YOUR INSTRUCTIONS: Please output every line of the material as it stands, without the pictures.

SUPPLIED RECORDS:
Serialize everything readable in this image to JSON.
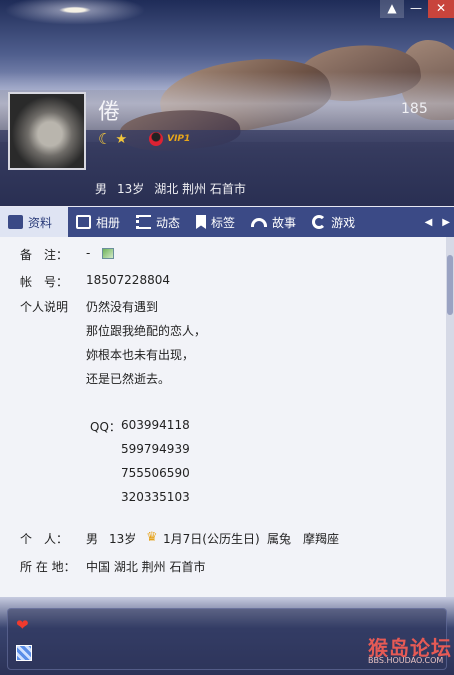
{
  "window": {
    "skin_icon": "skin-icon",
    "minimize": "—",
    "close": "✕"
  },
  "profile": {
    "nickname": "倦",
    "header_number": "185",
    "badges": [
      "moon-icon",
      "star-icon"
    ],
    "vip": "VIP1",
    "gender": "男",
    "age": "13岁",
    "location": "湖北 荆州 石首市"
  },
  "tabs": [
    {
      "label": "资料",
      "icon": "card-icon",
      "active": true
    },
    {
      "label": "相册",
      "icon": "photo-icon"
    },
    {
      "label": "动态",
      "icon": "list-icon"
    },
    {
      "label": "标签",
      "icon": "bookmark-icon"
    },
    {
      "label": "故事",
      "icon": "wifi-icon"
    },
    {
      "label": "游戏",
      "icon": "game-icon"
    }
  ],
  "tab_arrows": {
    "left": "◀",
    "right": "▶"
  },
  "details": {
    "remark_label": "备　注：",
    "remark_value": "-",
    "account_label": "帐　号：",
    "account_value": "18507228804",
    "desc_label": "个人说明",
    "desc_lines": [
      "仍然没有遇到",
      "那位跟我绝配的恋人，",
      "妳根本也未有出现，",
      "还是已然逝去。"
    ],
    "qq_label": "QQ：",
    "qq_numbers": [
      "603994118",
      "599794939",
      "755506590",
      "320335103"
    ],
    "personal_label": "个　人：",
    "personal_gender": "男",
    "personal_age": "13岁",
    "birthday": "1月7日(公历生日)",
    "zodiac": "属兔",
    "constellation": "摩羯座",
    "location_label": "所 在 地：",
    "location_value": "中国 湖北 荆州 石首市"
  },
  "watermark": {
    "text": "猴岛论坛",
    "url": "BBS.HOUDAO.COM"
  },
  "colors": {
    "tab_bar": "#3b4a86",
    "active_tab": "#dfe4f3",
    "vip": "#e8a61a"
  }
}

WORKED ANSWER:
Serialize everything readable in this image to JSON.
{
  "window": {
    "skin_icon": "skin-icon",
    "minimize": "—",
    "close": "✕"
  },
  "profile": {
    "nickname": "倦",
    "header_number": "185",
    "badges": [
      "moon-icon",
      "star-icon"
    ],
    "vip": "VIP1",
    "gender": "男",
    "age": "13岁",
    "location": "湖北 荆州 石首市"
  },
  "tabs": [
    {
      "label": "资料",
      "icon": "card-icon",
      "active": true
    },
    {
      "label": "相册",
      "icon": "photo-icon"
    },
    {
      "label": "动态",
      "icon": "list-icon"
    },
    {
      "label": "标签",
      "icon": "bookmark-icon"
    },
    {
      "label": "故事",
      "icon": "wifi-icon"
    },
    {
      "label": "游戏",
      "icon": "game-icon"
    }
  ],
  "tab_arrows": {
    "left": "◀",
    "right": "▶"
  },
  "details": {
    "remark_label": "备　注：",
    "remark_value": "-",
    "account_label": "帐　号：",
    "account_value": "18507228804",
    "desc_label": "个人说明",
    "desc_lines": [
      "仍然没有遇到",
      "那位跟我绝配的恋人，",
      "妳根本也未有出现，",
      "还是已然逝去。"
    ],
    "qq_label": "QQ：",
    "qq_numbers": [
      "603994118",
      "599794939",
      "755506590",
      "320335103"
    ],
    "personal_label": "个　人：",
    "personal_gender": "男",
    "personal_age": "13岁",
    "birthday": "1月7日(公历生日)",
    "zodiac": "属兔",
    "constellation": "摩羯座",
    "location_label": "所 在 地：",
    "location_value": "中国 湖北 荆州 石首市"
  },
  "watermark": {
    "text": "猴岛论坛",
    "url": "BBS.HOUDAO.COM"
  },
  "colors": {
    "tab_bar": "#3b4a86",
    "active_tab": "#dfe4f3",
    "vip": "#e8a61a"
  }
}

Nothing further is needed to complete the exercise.